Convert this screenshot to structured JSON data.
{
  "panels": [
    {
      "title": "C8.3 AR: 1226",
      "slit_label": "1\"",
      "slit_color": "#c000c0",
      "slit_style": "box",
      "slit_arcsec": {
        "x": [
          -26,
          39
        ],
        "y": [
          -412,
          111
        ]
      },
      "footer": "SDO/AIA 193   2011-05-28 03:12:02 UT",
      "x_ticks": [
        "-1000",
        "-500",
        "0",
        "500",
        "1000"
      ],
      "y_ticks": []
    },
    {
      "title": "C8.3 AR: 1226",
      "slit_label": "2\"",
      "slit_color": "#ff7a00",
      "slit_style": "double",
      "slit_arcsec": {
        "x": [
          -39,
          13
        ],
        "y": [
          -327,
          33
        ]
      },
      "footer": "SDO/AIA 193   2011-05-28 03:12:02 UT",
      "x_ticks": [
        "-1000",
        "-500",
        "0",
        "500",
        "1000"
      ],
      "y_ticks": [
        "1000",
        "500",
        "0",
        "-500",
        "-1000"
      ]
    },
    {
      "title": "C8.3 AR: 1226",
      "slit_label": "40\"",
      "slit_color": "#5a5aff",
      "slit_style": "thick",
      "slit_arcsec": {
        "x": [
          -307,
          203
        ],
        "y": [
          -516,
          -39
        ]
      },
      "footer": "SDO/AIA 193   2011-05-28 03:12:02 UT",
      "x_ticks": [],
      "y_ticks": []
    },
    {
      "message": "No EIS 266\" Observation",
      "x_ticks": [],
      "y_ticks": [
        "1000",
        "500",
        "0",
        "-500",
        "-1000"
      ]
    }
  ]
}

_Aim of the exercise_:
Please output the entries above, every line exactly as it reads.

_Solution to the problem_:
Convert this screenshot to structured JSON data.
{
  "panels": [
    {
      "title": "C8.3 AR: 1226",
      "slit_label": "1\"",
      "slit_color": "#c000c0",
      "slit_style": "box",
      "slit_arcsec": {
        "x": [
          -26,
          39
        ],
        "y": [
          -412,
          111
        ]
      },
      "footer": "SDO/AIA 193   2011-05-28 03:12:02 UT",
      "x_ticks": [
        "-1000",
        "-500",
        "0",
        "500",
        "1000"
      ],
      "y_ticks": []
    },
    {
      "title": "C8.3 AR: 1226",
      "slit_label": "2\"",
      "slit_color": "#ff7a00",
      "slit_style": "double",
      "slit_arcsec": {
        "x": [
          -39,
          13
        ],
        "y": [
          -327,
          33
        ]
      },
      "footer": "SDO/AIA 193   2011-05-28 03:12:02 UT",
      "x_ticks": [
        "-1000",
        "-500",
        "0",
        "500",
        "1000"
      ],
      "y_ticks": [
        "1000",
        "500",
        "0",
        "-500",
        "-1000"
      ]
    },
    {
      "title": "C8.3 AR: 1226",
      "slit_label": "40\"",
      "slit_color": "#5a5aff",
      "slit_style": "thick",
      "slit_arcsec": {
        "x": [
          -307,
          203
        ],
        "y": [
          -516,
          -39
        ]
      },
      "footer": "SDO/AIA 193   2011-05-28 03:12:02 UT",
      "x_ticks": [],
      "y_ticks": []
    },
    {
      "message": "No EIS 266\" Observation",
      "x_ticks": [],
      "y_ticks": [
        "1000",
        "500",
        "0",
        "-500",
        "-1000"
      ]
    }
  ]
}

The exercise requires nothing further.